Look through the material below. Copy each line that contains the string "shortest".

(Saved entries)
^^^^^^^^^^^^^^^^

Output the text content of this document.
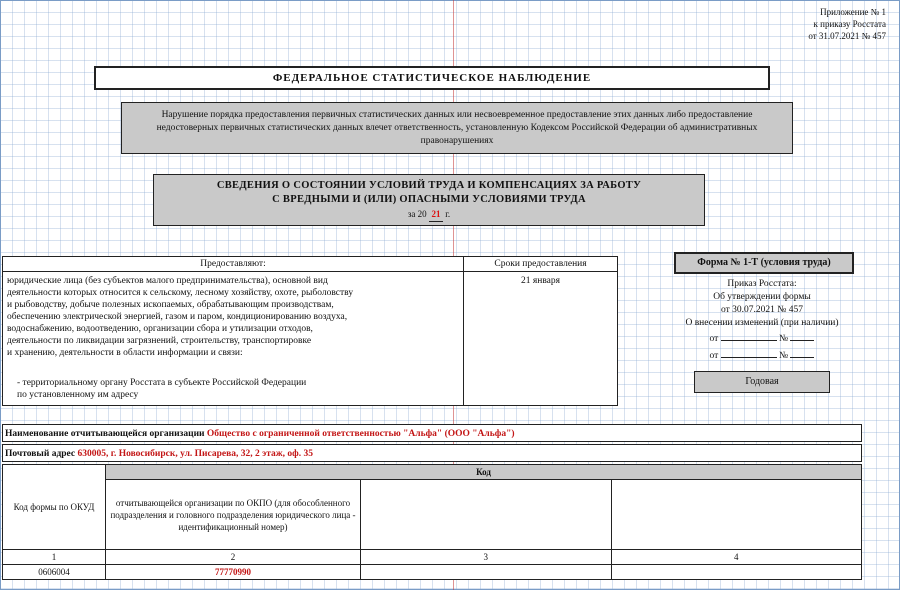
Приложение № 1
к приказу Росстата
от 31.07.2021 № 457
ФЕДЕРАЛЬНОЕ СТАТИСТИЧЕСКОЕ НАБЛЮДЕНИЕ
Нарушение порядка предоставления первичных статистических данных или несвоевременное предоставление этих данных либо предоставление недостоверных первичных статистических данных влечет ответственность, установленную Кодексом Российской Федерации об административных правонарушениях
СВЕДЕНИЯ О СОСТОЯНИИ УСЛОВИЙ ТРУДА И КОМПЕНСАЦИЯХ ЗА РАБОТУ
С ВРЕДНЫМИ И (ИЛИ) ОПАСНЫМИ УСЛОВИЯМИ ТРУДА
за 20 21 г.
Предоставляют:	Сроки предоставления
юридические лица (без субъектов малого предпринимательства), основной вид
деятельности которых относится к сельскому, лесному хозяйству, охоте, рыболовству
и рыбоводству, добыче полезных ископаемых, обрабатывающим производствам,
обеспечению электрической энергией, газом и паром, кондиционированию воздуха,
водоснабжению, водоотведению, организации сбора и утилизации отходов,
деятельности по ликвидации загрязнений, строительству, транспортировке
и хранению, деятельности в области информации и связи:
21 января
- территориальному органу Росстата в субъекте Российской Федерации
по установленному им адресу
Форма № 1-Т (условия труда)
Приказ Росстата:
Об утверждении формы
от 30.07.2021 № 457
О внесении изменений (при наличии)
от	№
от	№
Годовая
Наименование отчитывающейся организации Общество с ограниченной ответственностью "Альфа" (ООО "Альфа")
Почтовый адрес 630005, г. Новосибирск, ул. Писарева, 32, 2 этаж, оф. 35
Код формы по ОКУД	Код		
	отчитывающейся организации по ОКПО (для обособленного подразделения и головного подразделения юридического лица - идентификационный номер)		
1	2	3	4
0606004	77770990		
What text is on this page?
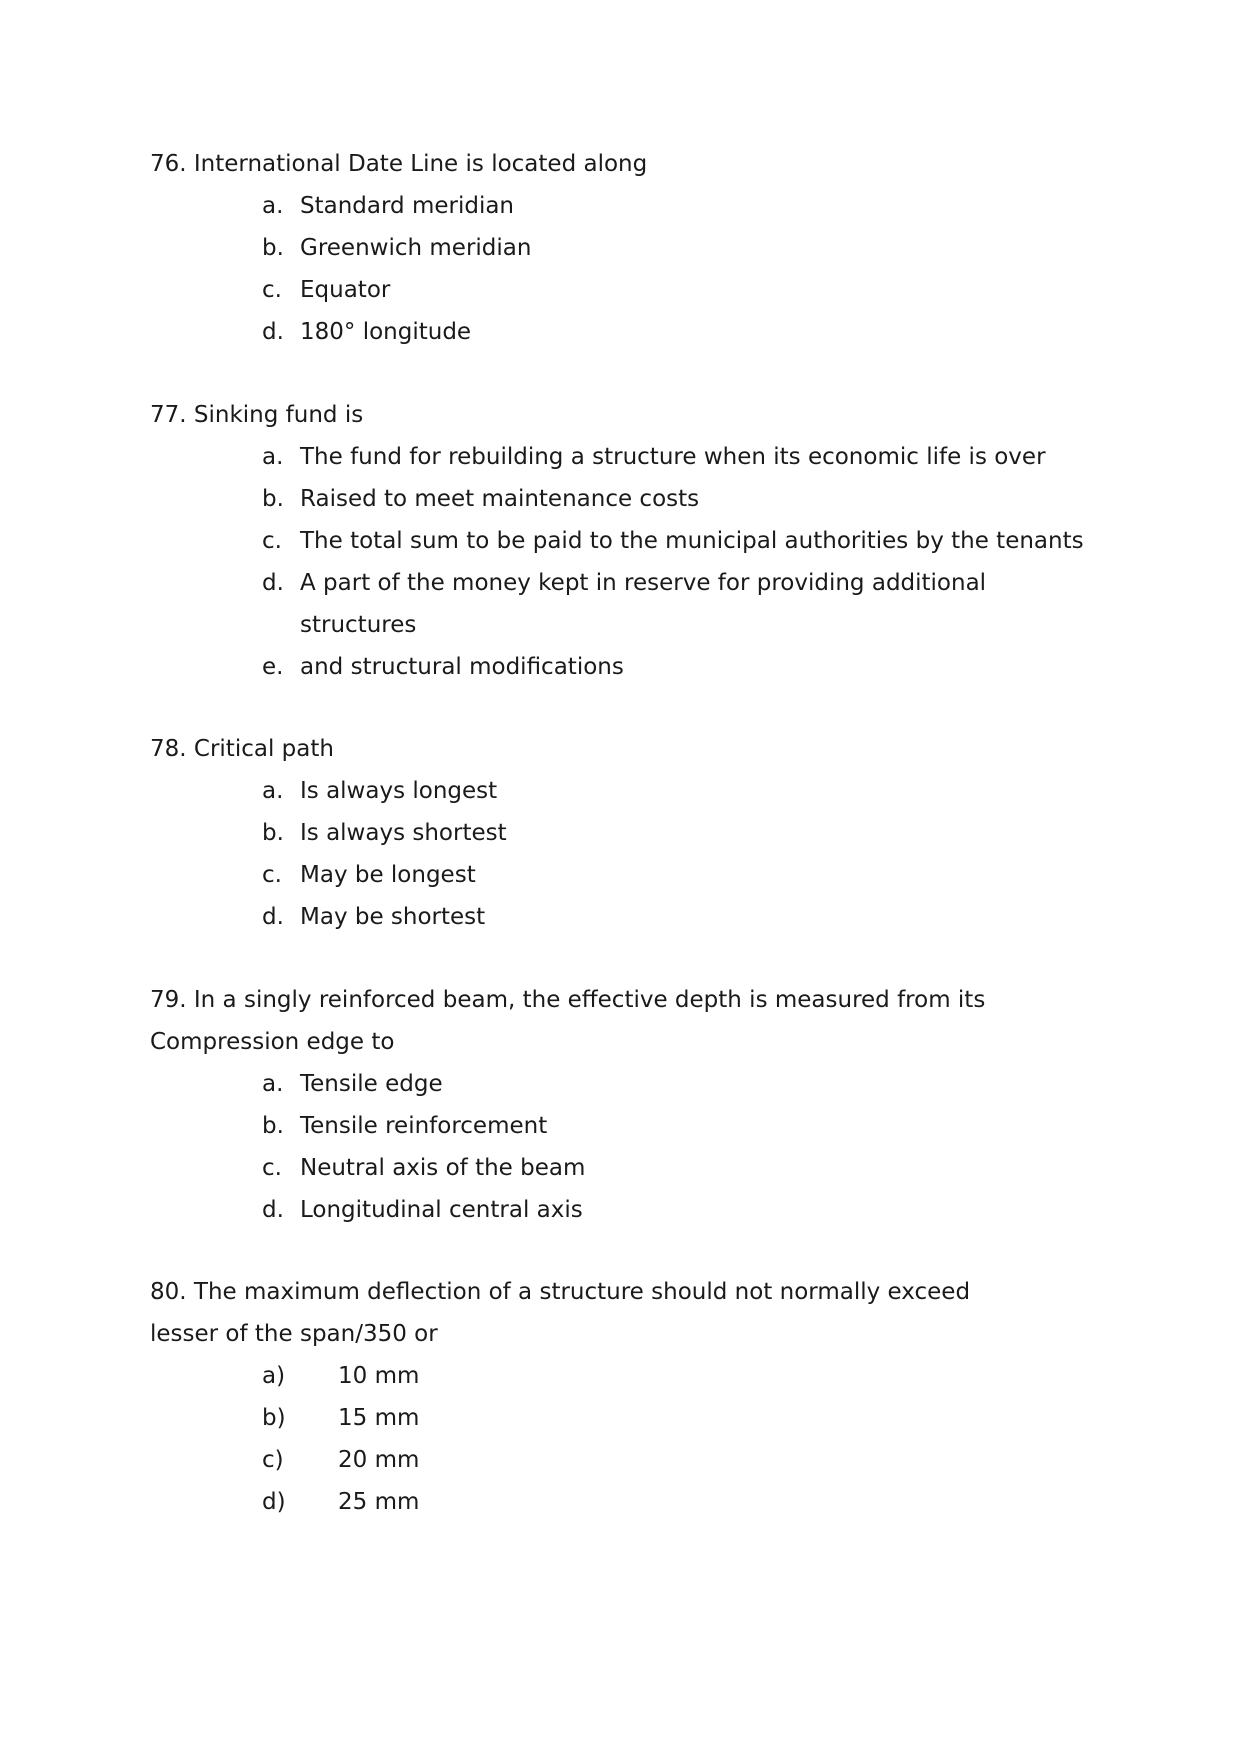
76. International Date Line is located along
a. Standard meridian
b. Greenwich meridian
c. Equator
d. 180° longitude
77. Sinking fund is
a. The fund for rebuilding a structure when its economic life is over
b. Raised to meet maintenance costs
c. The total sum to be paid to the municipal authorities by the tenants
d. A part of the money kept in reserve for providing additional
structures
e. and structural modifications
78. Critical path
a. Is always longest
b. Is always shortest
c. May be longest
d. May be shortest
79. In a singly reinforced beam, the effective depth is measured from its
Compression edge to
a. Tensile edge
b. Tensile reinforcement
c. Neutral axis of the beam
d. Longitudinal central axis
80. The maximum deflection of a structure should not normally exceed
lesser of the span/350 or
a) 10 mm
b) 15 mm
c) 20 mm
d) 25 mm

^^^^^^^^^^^^^^^^

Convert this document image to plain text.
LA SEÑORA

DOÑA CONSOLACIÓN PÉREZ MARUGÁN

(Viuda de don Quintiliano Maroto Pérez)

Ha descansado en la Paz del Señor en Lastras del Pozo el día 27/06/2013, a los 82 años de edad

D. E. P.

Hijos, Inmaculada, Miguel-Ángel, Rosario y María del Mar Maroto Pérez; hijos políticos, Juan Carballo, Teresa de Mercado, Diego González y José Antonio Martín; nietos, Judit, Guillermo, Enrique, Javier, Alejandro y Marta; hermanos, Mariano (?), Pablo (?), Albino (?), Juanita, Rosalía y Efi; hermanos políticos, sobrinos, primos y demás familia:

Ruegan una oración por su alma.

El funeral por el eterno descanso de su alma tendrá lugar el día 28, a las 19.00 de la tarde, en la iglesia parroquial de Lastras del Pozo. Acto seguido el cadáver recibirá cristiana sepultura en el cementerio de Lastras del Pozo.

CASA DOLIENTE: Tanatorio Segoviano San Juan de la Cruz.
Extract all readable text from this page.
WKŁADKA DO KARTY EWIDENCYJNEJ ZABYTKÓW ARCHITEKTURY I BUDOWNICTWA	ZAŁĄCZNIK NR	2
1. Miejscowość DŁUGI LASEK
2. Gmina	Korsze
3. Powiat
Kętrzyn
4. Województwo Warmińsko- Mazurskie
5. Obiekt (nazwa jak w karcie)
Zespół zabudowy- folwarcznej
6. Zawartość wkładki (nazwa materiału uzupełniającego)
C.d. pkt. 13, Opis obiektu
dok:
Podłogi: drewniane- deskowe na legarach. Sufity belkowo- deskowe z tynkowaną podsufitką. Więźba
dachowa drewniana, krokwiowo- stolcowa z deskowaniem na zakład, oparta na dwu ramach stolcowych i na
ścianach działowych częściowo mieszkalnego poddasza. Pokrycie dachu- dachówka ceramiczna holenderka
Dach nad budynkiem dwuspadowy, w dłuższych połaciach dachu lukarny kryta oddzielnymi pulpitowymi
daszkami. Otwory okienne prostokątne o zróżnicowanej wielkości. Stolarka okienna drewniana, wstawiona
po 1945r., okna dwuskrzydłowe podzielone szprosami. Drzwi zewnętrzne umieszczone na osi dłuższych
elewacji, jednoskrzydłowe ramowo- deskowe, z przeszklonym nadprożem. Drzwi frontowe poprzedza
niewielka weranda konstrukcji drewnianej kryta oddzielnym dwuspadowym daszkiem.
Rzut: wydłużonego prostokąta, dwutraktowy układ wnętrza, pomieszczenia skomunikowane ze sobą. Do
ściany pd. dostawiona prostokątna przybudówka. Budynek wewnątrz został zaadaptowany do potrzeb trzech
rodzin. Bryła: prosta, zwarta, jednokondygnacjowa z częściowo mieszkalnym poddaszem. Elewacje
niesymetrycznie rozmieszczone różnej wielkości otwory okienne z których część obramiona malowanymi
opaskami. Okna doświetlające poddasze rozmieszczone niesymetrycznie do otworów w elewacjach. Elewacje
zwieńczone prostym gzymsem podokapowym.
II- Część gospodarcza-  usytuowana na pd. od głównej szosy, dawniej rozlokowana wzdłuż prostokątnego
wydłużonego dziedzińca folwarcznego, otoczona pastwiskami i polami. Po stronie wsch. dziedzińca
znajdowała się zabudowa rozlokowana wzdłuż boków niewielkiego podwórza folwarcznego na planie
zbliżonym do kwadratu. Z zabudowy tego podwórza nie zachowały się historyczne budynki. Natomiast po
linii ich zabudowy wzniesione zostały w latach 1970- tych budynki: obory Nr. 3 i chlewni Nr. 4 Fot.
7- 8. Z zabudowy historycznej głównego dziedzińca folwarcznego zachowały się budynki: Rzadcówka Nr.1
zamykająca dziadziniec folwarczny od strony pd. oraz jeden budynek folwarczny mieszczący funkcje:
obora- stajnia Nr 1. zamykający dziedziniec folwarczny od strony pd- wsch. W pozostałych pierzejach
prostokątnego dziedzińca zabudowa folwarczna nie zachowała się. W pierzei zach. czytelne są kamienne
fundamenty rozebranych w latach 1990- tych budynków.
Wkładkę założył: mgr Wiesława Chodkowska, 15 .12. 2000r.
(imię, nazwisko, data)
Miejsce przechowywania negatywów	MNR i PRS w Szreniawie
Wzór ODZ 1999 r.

^^^^^^^^^^^^^^^^

**RESPONSE TO THE TASK:**
b. Is always shortest
d. May be shortest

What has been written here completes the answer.